## EXERCISE BRIEF:
Filter the records below for the word "knowledge". Copy each line that holds it.

(Records from a dataset)
---*---

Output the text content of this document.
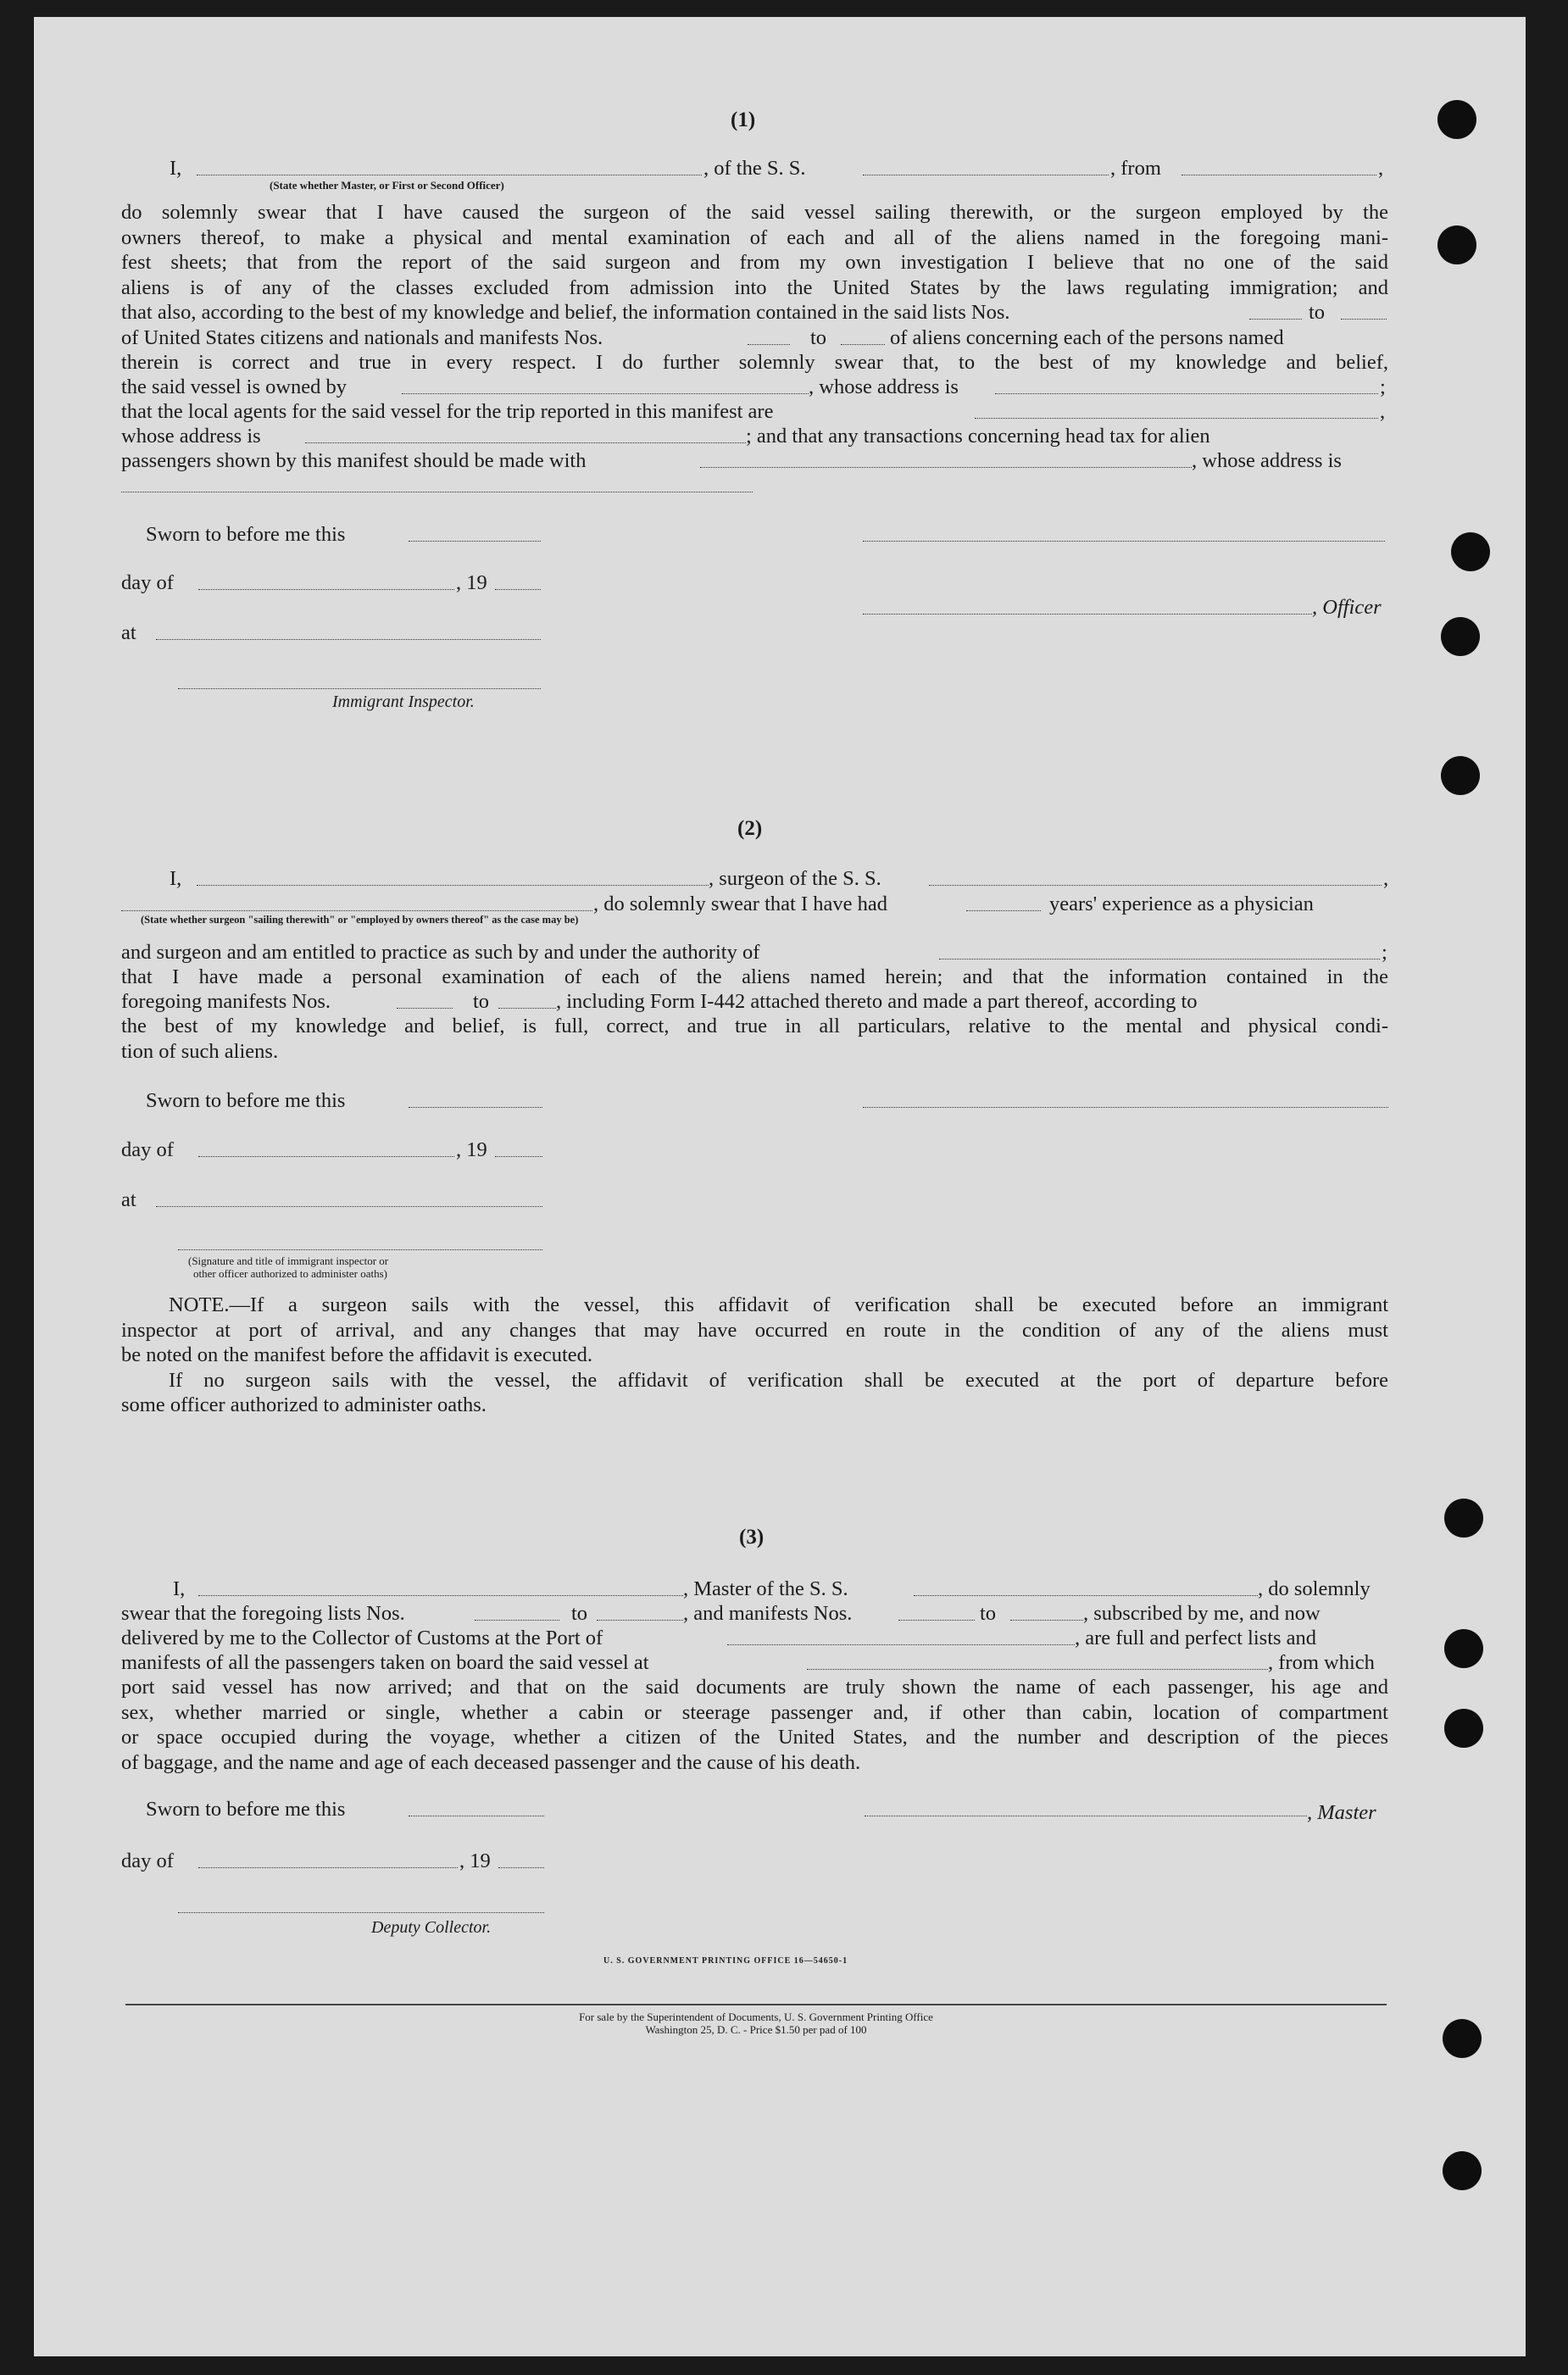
(1)
I,	, of the S. S.	, from	,
(State whether Master, or First or Second Officer)
do solemnly swear that I have caused the surgeon of the said vessel sailing therewith, or the surgeon employed by the
owners thereof, to make a physical and mental examination of each and all of the aliens named in the foregoing mani-
fest sheets; that from the report of the said surgeon and from my own investigation I believe that no one of the said
aliens is of any of the classes excluded from admission into the United States by the laws regulating immigration; and
that also, according to the best of my knowledge and belief, the information contained in the said lists Nos.	to
of United States citizens and nationals and manifests Nos.	to	of aliens concerning each of the persons named
therein is correct and true in every respect. I do further solemnly swear that, to the best of my knowledge and belief,
the said vessel is owned by	, whose address is	;
that the local agents for the said vessel for the trip reported in this manifest are	,
whose address is	; and that any transactions concerning head tax for alien
passengers shown by this manifest should be made with	, whose address is
Sworn to before me this
day of	, 19
, Officer
at
Immigrant Inspector.
(2)
I,	, surgeon of the S. S.	,
, do solemnly swear that I have had	years' experience as a physician
(State whether surgeon "sailing therewith" or "employed by owners thereof" as the case may be)
and surgeon and am entitled to practice as such by and under the authority of	;
that I have made a personal examination of each of the aliens named herein; and that the information contained in the
foregoing manifests Nos.	to	, including Form I-442 attached thereto and made a part thereof, according to
the best of my knowledge and belief, is full, correct, and true in all particulars, relative to the mental and physical condi-
tion of such aliens.
Sworn to before me this
day of	, 19
at
(Signature and title of immigrant inspector or
other officer authorized to administer oaths)
NOTE.—If a surgeon sails with the vessel, this affidavit of verification shall be executed before an immigrant
inspector at port of arrival, and any changes that may have occurred en route in the condition of any of the aliens must
be noted on the manifest before the affidavit is executed.
If no surgeon sails with the vessel, the affidavit of verification shall be executed at the port of departure before
some officer authorized to administer oaths.
(3)
I,	, Master of the S. S.	, do solemnly
swear that the foregoing lists Nos.	to	, and manifests Nos.	to	, subscribed by me, and now
delivered by me to the Collector of Customs at the Port of	, are full and perfect lists and
manifests of all the passengers taken on board the said vessel at	, from which
port said vessel has now arrived; and that on the said documents are truly shown the name of each passenger, his age and
sex, whether married or single, whether a cabin or steerage passenger and, if other than cabin, location of compartment
or space occupied during the voyage, whether a citizen of the United States, and the number and description of the pieces
of baggage, and the name and age of each deceased passenger and the cause of his death.
Sworn to before me this	, Master
day of	, 19
Deputy Collector.
U. S. GOVERNMENT PRINTING OFFICE 16—54650-1
For sale by the Superintendent of Documents, U. S. Government Printing Office
Washington 25, D. C. - Price $1.50 per pad of 100
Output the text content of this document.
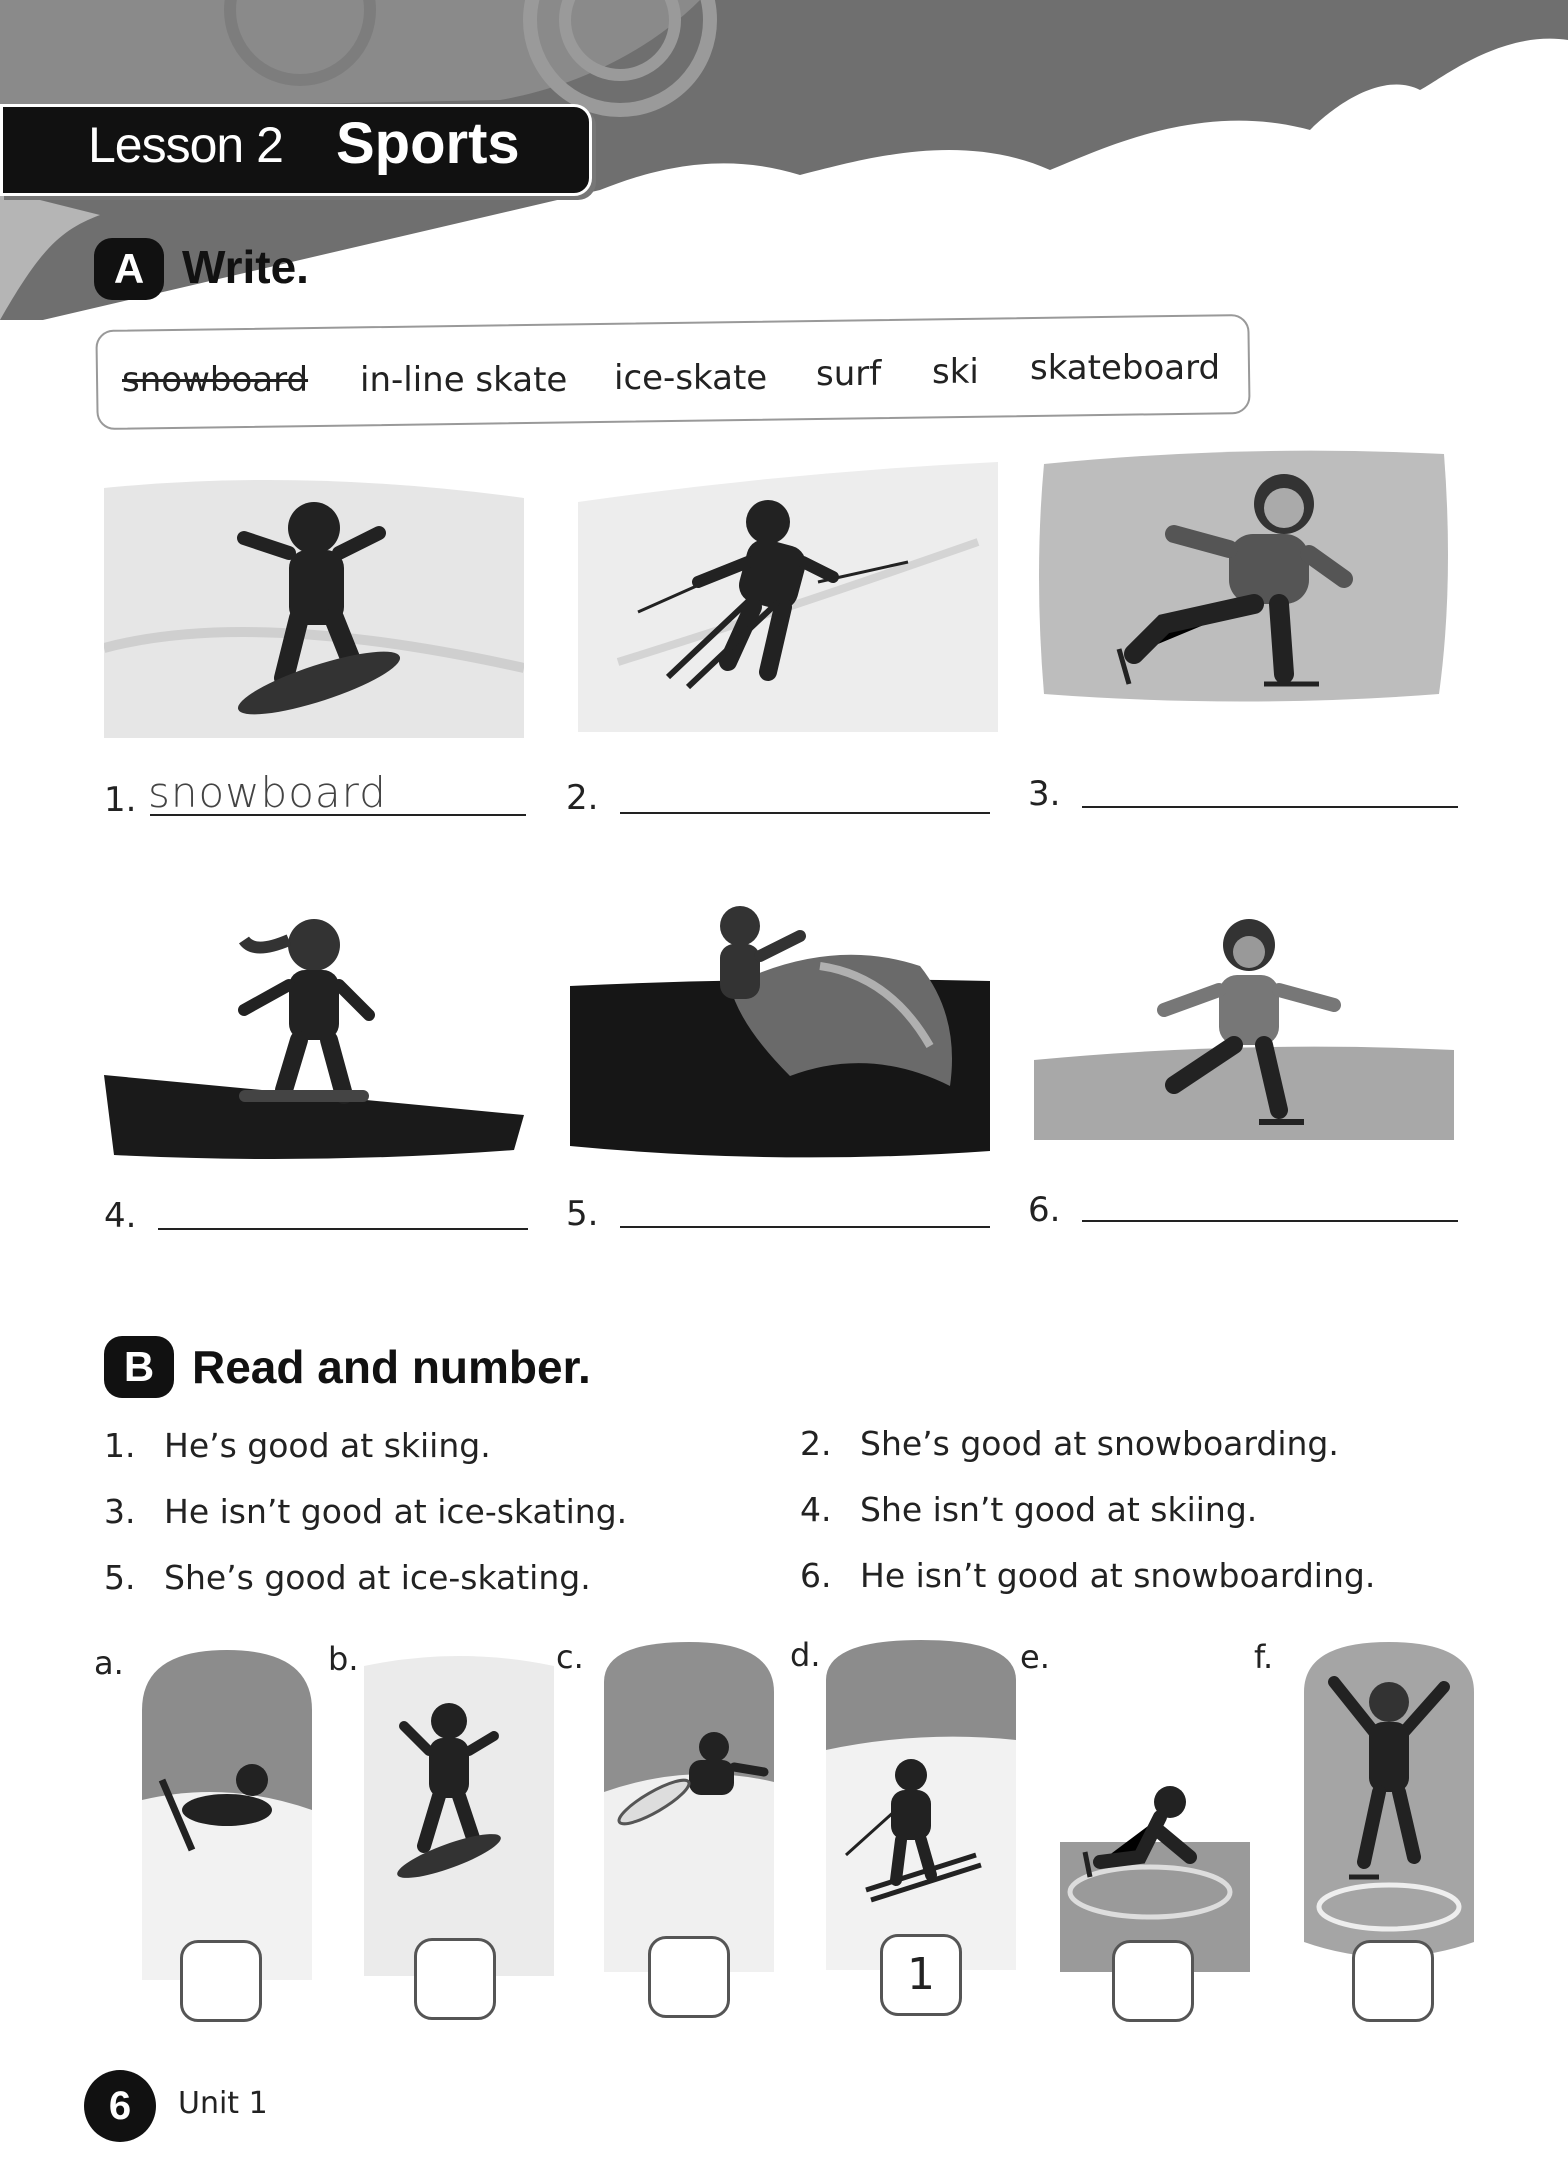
Lesson 2 Sports
A Write.
snowboard in-line skate ice-skate surf ski skateboard
1. snowboard	2.	3.
4.	5.	6.
B Read and number.
1. He’s good at skiing.	2. She’s good at snowboarding.
3. He isn’t good at ice-skating.	4. She isn’t good at skiing.
5. She’s good at ice-skating.	6. He isn’t good at snowboarding.
a.	b.	c.	d.
1
e.	f.
6	Unit 1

---*---

## THE RESPONSE:
that also, according to the best of my knowledge and belief, the information contained in the said lists Nos.	to
therein is correct and true in every respect. I do further solemnly swear that, to the best of my knowledge and belief,
the best of my knowledge and belief, is full, correct, and true in all particulars, relative to the mental and physical condi-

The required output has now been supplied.